GIVEN PROBLEM:
In the entries, find all lines that hold the word "publ" and copy them.

(Records from a dataset)
--------
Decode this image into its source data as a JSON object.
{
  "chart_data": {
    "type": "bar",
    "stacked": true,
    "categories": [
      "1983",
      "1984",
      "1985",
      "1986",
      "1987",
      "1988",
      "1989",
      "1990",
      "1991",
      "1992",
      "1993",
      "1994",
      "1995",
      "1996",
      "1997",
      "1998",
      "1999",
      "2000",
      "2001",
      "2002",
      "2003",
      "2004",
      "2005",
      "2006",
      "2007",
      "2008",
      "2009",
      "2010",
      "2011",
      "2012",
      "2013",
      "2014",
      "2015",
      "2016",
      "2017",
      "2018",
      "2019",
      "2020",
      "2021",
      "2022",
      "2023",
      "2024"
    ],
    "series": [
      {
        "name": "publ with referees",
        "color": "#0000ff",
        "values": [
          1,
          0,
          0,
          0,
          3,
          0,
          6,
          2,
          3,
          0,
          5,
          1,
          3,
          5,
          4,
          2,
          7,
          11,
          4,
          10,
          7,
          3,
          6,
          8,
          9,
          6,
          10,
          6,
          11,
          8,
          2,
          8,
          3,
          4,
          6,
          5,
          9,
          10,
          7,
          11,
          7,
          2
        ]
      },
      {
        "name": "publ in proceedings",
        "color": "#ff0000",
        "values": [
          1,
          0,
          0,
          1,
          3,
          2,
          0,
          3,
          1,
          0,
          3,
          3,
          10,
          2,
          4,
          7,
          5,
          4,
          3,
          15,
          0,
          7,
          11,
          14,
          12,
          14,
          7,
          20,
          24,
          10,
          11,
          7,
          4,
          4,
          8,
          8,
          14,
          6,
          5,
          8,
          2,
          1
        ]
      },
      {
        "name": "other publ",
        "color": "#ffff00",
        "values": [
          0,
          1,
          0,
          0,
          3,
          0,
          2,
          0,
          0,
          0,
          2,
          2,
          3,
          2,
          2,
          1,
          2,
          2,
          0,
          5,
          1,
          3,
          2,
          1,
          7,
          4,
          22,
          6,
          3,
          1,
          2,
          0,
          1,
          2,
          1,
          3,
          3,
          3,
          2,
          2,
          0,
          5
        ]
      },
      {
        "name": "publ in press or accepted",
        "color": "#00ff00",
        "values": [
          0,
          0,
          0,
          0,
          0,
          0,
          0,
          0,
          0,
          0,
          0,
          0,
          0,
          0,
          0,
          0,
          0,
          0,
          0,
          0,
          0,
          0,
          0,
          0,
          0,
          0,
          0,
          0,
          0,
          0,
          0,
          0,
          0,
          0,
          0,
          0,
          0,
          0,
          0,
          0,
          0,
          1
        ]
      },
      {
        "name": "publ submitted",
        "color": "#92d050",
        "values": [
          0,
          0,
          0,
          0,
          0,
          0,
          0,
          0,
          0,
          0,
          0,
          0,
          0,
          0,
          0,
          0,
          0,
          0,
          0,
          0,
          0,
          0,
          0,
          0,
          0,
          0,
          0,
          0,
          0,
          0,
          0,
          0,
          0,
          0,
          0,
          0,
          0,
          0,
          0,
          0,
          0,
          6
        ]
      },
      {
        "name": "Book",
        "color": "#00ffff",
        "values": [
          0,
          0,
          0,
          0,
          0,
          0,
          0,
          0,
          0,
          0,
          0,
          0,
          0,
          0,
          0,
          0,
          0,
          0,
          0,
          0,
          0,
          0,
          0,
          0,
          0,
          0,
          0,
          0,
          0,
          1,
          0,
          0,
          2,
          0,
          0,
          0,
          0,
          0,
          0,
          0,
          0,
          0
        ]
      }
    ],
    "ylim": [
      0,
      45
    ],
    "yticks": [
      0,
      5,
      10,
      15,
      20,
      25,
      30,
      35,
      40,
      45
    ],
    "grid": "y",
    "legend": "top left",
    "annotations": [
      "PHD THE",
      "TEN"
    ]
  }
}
--------
EXERCISE RESPONSE:
        "name": "publ with referees",
        "name": "publ in proceedings",
        "name": "other publ",
        "name": "publ in press or accepted",
        "name": "publ submitted",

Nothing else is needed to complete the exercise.